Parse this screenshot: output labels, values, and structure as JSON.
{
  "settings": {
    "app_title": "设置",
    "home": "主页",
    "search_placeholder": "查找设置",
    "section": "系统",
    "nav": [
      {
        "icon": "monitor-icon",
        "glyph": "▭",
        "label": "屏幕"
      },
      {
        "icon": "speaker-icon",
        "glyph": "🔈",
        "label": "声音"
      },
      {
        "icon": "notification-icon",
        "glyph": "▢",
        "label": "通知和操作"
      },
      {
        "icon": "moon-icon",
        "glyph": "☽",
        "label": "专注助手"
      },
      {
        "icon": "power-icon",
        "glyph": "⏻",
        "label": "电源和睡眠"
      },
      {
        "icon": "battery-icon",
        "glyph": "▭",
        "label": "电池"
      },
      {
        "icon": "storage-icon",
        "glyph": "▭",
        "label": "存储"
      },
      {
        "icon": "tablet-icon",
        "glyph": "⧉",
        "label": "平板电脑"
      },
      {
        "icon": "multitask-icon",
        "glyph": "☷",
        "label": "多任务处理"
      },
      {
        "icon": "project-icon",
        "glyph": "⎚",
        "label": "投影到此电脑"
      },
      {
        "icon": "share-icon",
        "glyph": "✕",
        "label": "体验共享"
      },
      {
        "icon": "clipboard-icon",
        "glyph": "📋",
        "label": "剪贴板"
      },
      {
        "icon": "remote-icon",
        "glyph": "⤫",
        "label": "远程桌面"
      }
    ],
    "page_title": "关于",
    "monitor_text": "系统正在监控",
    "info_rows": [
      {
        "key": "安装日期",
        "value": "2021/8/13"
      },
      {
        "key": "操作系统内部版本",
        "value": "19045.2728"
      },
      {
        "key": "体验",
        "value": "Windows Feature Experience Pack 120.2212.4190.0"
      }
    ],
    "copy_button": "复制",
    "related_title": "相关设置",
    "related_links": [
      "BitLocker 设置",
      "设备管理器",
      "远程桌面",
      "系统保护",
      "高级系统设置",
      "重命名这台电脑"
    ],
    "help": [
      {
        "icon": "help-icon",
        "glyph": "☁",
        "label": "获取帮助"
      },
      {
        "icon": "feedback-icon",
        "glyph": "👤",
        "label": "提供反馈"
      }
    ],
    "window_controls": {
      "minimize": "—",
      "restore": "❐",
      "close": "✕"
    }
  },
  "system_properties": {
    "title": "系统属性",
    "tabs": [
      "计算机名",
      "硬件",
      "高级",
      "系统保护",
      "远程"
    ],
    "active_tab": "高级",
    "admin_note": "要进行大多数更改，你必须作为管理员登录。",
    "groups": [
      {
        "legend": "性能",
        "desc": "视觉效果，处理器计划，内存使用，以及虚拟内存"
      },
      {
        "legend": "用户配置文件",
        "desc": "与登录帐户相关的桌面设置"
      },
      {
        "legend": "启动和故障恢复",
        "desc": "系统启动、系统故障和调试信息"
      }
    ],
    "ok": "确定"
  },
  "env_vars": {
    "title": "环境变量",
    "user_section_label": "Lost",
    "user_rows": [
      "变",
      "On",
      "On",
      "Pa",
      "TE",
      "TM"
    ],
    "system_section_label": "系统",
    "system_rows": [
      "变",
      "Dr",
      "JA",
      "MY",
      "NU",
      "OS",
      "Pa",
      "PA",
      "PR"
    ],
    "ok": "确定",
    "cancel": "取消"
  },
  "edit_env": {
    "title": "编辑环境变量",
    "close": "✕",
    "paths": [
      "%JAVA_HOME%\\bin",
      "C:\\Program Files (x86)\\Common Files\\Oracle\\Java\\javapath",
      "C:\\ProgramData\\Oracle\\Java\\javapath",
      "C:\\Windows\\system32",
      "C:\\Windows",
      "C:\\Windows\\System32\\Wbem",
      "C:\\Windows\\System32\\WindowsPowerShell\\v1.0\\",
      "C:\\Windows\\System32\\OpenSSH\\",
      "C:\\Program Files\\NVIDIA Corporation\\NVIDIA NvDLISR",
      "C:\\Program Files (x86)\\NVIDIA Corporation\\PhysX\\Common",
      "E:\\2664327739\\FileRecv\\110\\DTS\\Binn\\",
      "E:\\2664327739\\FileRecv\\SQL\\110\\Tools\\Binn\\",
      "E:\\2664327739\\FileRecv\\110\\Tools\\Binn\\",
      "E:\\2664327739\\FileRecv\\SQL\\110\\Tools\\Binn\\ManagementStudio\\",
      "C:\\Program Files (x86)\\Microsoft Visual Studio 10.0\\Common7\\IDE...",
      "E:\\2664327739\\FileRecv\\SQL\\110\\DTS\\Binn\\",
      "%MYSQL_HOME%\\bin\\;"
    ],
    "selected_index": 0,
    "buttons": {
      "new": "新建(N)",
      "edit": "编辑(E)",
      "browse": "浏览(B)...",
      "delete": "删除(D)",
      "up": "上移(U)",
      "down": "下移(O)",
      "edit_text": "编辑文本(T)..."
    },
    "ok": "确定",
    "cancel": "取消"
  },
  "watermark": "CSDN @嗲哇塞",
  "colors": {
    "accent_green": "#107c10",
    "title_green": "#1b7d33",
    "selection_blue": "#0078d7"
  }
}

- _Exercise requirements_
Report how many lines of the data hold the string "Files"; give only the number.

- _Complete answer_
4